#### What is being asked:
Retype the material without changes, beginning with its first line and continuing through the line that contains "column-separator: | bbox=[35, 195, 42, 206]", including both of those lines.

#### Given entries:
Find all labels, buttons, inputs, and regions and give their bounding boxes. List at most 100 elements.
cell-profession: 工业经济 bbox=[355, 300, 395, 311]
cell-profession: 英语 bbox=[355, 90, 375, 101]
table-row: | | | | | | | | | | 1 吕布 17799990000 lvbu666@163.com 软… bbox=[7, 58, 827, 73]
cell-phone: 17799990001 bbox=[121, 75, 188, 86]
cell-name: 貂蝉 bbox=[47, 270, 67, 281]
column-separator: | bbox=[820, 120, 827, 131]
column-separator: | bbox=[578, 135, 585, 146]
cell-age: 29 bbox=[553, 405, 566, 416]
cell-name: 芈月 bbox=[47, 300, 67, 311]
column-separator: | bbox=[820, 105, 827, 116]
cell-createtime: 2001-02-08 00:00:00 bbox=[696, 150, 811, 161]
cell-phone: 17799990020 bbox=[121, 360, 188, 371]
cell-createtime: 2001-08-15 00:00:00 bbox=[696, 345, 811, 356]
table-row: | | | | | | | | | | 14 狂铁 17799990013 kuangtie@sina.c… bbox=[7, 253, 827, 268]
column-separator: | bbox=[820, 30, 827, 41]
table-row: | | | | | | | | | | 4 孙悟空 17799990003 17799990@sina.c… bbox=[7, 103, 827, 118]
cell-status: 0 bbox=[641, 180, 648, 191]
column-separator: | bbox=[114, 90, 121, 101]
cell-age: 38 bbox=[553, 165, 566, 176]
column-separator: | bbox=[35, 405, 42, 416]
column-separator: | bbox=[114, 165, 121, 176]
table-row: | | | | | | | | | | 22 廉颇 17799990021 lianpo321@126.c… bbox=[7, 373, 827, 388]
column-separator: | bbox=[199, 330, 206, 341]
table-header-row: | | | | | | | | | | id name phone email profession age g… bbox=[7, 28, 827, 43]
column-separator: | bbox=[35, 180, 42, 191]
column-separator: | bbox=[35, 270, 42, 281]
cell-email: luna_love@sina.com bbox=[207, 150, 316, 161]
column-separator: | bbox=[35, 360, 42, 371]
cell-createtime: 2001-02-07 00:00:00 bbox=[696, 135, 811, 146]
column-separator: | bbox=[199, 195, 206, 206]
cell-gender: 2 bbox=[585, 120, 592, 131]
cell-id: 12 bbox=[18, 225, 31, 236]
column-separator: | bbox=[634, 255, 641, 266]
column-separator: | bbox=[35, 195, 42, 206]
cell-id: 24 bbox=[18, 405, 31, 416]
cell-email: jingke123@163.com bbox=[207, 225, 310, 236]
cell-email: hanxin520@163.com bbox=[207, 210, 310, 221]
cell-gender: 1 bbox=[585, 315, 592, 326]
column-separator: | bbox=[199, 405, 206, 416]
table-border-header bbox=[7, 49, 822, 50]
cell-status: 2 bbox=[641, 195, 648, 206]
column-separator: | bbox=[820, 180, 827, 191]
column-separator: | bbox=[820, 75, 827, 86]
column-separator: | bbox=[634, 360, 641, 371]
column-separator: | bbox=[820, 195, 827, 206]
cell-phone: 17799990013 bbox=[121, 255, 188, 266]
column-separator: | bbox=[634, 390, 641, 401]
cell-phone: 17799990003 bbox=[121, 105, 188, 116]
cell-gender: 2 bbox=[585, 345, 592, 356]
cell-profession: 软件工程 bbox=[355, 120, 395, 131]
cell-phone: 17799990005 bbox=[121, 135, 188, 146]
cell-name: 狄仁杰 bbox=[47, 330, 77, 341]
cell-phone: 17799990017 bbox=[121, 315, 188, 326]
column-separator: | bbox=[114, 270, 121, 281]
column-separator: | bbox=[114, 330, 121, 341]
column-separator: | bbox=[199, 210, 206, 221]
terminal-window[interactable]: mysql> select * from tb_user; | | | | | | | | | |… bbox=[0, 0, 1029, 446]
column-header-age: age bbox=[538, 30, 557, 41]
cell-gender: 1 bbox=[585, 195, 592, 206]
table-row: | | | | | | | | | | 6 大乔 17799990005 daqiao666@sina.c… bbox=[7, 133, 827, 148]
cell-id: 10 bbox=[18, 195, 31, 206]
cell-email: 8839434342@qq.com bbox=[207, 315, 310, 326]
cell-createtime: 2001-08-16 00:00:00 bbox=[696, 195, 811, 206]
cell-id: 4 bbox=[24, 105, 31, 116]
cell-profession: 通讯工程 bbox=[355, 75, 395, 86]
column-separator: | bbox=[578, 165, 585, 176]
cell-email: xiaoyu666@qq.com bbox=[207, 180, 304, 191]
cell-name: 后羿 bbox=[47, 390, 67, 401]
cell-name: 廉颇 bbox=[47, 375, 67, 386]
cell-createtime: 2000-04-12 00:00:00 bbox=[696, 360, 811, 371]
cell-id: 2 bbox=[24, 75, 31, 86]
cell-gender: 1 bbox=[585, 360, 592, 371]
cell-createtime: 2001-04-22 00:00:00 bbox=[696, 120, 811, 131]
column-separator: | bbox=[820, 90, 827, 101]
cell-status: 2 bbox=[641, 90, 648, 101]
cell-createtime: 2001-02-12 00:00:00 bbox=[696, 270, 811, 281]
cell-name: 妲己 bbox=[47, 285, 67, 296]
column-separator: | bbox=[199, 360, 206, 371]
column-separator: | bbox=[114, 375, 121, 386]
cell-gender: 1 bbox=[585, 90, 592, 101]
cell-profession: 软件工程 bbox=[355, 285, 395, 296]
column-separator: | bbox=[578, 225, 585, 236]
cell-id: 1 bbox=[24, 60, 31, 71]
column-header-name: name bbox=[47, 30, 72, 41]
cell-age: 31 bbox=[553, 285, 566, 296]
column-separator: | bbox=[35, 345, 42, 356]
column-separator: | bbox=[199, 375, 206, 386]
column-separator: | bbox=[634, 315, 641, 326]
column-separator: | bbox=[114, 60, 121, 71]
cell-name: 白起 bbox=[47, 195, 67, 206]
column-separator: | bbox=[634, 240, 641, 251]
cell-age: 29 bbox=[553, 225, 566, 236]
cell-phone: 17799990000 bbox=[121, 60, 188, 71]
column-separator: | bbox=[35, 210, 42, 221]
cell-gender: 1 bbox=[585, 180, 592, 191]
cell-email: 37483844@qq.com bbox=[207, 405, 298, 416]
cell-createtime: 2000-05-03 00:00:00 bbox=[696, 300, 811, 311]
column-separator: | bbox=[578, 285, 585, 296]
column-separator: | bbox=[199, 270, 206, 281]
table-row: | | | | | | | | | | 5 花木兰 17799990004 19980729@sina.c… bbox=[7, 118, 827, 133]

#### Result for this exercise:
Find all labels, buttons, inputs, and regions and give their bounding boxes. List at most 100 elements.
cell-profession: 工业经济 bbox=[355, 300, 395, 311]
cell-profession: 英语 bbox=[355, 90, 375, 101]
table-row: | | | | | | | | | | 1 吕布 17799990000 lvbu666@163.com 软… bbox=[7, 58, 827, 73]
cell-phone: 17799990001 bbox=[121, 75, 188, 86]
cell-name: 貂蝉 bbox=[47, 270, 67, 281]
column-separator: | bbox=[820, 120, 827, 131]
column-separator: | bbox=[578, 135, 585, 146]
cell-age: 29 bbox=[553, 405, 566, 416]
cell-name: 芈月 bbox=[47, 300, 67, 311]
column-separator: | bbox=[820, 105, 827, 116]
cell-createtime: 2001-02-08 00:00:00 bbox=[696, 150, 811, 161]
cell-phone: 17799990020 bbox=[121, 360, 188, 371]
cell-createtime: 2001-08-15 00:00:00 bbox=[696, 345, 811, 356]
table-row: | | | | | | | | | | 14 狂铁 17799990013 kuangtie@sina.c… bbox=[7, 253, 827, 268]
column-separator: | bbox=[820, 30, 827, 41]
table-row: | | | | | | | | | | 4 孙悟空 17799990003 17799990@sina.c… bbox=[7, 103, 827, 118]
cell-status: 0 bbox=[641, 180, 648, 191]
column-separator: | bbox=[114, 90, 121, 101]
cell-age: 38 bbox=[553, 165, 566, 176]
column-separator: | bbox=[35, 405, 42, 416]
column-separator: | bbox=[114, 165, 121, 176]
table-row: | | | | | | | | | | 22 廉颇 17799990021 lianpo321@126.c… bbox=[7, 373, 827, 388]
column-separator: | bbox=[199, 330, 206, 341]
table-header-row: | | | | | | | | | | id name phone email profession age g… bbox=[7, 28, 827, 43]
column-separator: | bbox=[35, 180, 42, 191]
column-separator: | bbox=[35, 270, 42, 281]
cell-email: luna_love@sina.com bbox=[207, 150, 316, 161]
column-separator: | bbox=[35, 360, 42, 371]
cell-createtime: 2001-02-07 00:00:00 bbox=[696, 135, 811, 146]
column-separator: | bbox=[199, 195, 206, 206]
cell-gender: 2 bbox=[585, 120, 592, 131]
cell-id: 12 bbox=[18, 225, 31, 236]
column-separator: | bbox=[634, 255, 641, 266]
column-separator: | bbox=[35, 195, 42, 206]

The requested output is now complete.